• [Entries with figure data]
- - - - -

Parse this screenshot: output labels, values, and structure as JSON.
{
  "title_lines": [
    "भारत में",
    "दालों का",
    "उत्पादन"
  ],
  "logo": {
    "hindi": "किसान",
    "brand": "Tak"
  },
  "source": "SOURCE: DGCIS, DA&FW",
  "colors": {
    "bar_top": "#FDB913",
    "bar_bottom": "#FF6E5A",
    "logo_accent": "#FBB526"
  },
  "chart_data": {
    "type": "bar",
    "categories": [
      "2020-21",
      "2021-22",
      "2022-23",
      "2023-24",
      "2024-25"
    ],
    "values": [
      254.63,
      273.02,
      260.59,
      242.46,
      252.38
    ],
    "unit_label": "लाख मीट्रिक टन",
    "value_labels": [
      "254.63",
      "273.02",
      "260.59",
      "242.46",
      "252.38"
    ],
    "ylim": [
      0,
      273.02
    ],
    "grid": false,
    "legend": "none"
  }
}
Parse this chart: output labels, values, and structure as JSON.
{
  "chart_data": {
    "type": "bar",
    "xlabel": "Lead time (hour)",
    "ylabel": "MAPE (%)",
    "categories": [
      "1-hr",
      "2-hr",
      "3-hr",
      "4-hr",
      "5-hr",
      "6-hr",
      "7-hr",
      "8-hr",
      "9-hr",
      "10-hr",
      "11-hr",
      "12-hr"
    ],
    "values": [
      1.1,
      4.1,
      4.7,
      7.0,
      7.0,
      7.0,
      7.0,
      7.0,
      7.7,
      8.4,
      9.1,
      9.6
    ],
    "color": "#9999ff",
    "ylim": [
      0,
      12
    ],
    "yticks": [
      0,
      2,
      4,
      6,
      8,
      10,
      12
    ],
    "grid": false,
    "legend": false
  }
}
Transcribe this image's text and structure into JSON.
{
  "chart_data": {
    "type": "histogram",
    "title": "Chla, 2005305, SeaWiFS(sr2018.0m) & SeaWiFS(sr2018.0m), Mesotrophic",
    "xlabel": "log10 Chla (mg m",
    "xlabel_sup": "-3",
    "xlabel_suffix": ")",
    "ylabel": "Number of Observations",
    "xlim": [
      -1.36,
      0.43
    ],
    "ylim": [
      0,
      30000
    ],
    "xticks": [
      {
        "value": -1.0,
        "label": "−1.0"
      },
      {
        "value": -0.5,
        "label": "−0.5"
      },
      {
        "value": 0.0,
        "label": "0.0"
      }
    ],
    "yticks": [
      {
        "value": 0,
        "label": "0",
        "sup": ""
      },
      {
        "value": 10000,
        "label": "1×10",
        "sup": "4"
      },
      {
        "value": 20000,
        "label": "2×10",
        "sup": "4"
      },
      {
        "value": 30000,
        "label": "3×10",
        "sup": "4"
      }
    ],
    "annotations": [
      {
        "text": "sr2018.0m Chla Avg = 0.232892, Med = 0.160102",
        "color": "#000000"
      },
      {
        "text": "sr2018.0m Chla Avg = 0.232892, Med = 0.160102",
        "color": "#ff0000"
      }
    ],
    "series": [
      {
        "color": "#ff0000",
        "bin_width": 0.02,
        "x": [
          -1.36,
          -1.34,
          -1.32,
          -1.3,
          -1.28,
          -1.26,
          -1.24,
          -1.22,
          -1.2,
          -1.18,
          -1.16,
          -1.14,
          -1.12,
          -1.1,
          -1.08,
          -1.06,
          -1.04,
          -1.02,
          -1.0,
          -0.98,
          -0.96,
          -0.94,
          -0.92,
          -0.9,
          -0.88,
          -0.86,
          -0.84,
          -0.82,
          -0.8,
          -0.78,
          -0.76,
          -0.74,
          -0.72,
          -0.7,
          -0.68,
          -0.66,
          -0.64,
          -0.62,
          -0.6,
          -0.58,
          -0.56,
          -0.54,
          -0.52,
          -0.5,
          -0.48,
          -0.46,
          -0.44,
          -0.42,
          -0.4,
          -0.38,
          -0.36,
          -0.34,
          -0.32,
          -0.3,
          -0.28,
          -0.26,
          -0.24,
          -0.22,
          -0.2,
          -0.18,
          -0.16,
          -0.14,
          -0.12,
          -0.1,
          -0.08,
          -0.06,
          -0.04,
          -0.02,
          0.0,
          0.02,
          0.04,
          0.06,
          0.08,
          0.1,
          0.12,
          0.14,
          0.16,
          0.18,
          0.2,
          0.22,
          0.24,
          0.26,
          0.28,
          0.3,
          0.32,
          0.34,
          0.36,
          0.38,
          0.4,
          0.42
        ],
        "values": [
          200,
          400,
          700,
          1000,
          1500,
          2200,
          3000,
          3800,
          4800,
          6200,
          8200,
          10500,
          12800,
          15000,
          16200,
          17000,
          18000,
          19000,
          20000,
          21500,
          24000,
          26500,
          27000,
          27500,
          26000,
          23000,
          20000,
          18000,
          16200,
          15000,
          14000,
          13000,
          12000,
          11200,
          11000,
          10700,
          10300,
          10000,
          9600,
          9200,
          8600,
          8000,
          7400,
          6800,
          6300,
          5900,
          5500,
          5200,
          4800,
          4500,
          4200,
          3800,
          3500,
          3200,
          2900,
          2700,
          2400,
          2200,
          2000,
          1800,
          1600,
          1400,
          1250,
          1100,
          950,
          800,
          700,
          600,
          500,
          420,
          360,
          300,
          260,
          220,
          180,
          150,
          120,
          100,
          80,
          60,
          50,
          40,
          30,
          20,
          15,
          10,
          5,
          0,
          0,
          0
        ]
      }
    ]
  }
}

- - - - -

• [DIRECTIONS FOR THIS TASK] Among the lines of the material, find those that hold the word "values" and copy them.

• [COMPLETED TASK]
Parse this screenshot: output labels, values, and structure as JSON.
    "values": [
Parse this chart: output labels, values, and structure as JSON.
    "values": [
        "values": [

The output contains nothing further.